TO DO
All of the entries need to be written out again, exactly as they are.

Recorded data
╭──
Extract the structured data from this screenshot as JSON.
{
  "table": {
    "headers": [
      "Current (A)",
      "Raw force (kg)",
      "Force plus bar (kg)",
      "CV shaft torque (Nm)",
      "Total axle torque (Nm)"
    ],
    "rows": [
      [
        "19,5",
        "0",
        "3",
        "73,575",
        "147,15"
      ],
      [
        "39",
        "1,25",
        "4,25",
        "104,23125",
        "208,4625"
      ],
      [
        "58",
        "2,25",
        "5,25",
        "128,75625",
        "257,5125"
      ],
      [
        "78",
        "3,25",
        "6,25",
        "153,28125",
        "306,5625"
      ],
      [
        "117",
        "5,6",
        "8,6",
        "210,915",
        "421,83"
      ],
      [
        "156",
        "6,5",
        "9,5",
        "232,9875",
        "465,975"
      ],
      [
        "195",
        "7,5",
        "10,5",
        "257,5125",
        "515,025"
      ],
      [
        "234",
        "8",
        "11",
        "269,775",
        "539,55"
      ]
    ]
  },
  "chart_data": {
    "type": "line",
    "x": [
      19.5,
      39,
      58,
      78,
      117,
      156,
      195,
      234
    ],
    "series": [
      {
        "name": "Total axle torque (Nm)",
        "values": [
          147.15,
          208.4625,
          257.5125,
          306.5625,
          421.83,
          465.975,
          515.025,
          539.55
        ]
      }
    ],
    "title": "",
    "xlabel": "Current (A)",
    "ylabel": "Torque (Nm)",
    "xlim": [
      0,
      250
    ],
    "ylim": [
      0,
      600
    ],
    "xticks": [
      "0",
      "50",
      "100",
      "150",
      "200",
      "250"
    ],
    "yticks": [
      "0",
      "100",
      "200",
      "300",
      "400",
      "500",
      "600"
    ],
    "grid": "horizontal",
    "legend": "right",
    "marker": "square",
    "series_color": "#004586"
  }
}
╰──
TASK SOLUTION
Extract the structured data from this screenshot as JSON.
{
  "table": {
    "headers": [
      "Current (A)",
      "Raw force (kg)",
      "Force plus bar (kg)",
      "CV shaft torque (Nm)",
      "Total axle torque (Nm)"
    ],
    "rows": [
      [
        "19,5",
        "0",
        "3",
        "73,575",
        "147,15"
      ],
      [
        "39",
        "1,25",
        "4,25",
        "104,23125",
        "208,4625"
      ],
      [
        "58",
        "2,25",
        "5,25",
        "128,75625",
        "257,5125"
      ],
      [
        "78",
        "3,25",
        "6,25",
        "153,28125",
        "306,5625"
      ],
      [
        "117",
        "5,6",
        "8,6",
        "210,915",
        "421,83"
      ],
      [
        "156",
        "6,5",
        "9,5",
        "232,9875",
        "465,975"
      ],
      [
        "195",
        "7,5",
        "10,5",
        "257,5125",
        "515,025"
      ],
      [
        "234",
        "8",
        "11",
        "269,775",
        "539,55"
      ]
    ]
  },
  "chart_data": {
    "type": "line",
    "x": [
      19.5,
      39,
      58,
      78,
      117,
      156,
      195,
      234
    ],
    "series": [
      {
        "name": "Total axle torque (Nm)",
        "values": [
          147.15,
          208.4625,
          257.5125,
          306.5625,
          421.83,
          465.975,
          515.025,
          539.55
        ]
      }
    ],
    "title": "",
    "xlabel": "Current (A)",
    "ylabel": "Torque (Nm)",
    "xlim": [
      0,
      250
    ],
    "ylim": [
      0,
      600
    ],
    "xticks": [
      "0",
      "50",
      "100",
      "150",
      "200",
      "250"
    ],
    "yticks": [
      "0",
      "100",
      "200",
      "300",
      "400",
      "500",
      "600"
    ],
    "grid": "horizontal",
    "legend": "right",
    "marker": "square",
    "series_color": "#004586"
  }
}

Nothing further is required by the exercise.